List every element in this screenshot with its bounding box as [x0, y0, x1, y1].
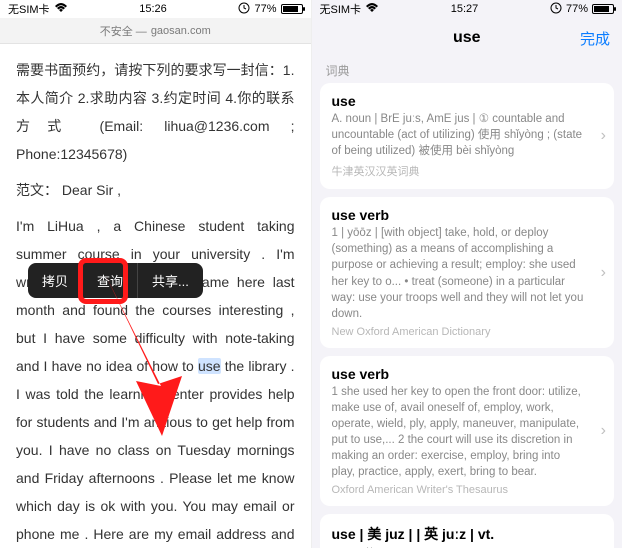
==========
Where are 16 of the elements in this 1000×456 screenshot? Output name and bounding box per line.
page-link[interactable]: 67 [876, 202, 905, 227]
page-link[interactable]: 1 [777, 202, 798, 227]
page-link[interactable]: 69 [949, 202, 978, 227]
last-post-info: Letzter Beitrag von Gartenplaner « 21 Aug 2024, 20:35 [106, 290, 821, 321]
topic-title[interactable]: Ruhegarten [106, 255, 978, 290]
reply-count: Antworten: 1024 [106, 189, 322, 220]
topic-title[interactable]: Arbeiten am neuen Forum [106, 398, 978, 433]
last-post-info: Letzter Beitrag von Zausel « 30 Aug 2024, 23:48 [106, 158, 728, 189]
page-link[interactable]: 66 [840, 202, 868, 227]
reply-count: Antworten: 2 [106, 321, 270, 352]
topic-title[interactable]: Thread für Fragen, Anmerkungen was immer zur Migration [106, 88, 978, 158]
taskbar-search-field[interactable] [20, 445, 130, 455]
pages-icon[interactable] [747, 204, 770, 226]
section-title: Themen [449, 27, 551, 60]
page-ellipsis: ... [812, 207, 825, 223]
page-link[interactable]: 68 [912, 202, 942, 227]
==========
## STATED PROBLEM
Set out everything in the material from the line containing "Where are 16" down to the line containing "page-link[interactable]: 66 [840, 202, 868, 227]", both included, as a JSON list of strings with one string per line. Leave out any blank lines.

## COMPLETE OUTPUT
[
  "Where are 16 of the elements in this 1000×456 screenshot? Output name and bounding box per line.",
  "page-link[interactable]: 67 [876, 202, 905, 227]",
  "page-link[interactable]: 1 [777, 202, 798, 227]",
  "page-link[interactable]: 69 [949, 202, 978, 227]",
  "last-post-info: Letzter Beitrag von Gartenplaner « 21 Aug 2024, 20:35 [106, 290, 821, 321]",
  "topic-title[interactable]: Ruhegarten [106, 255, 978, 290]",
  "reply-count: Antworten: 1024 [106, 189, 322, 220]",
  "topic-title[interactable]: Arbeiten am neuen Forum [106, 398, 978, 433]",
  "last-post-info: Letzter Beitrag von Zausel « 30 Aug 2024, 23:48 [106, 158, 728, 189]",
  "page-link[interactable]: 66 [840, 202, 868, 227]"
]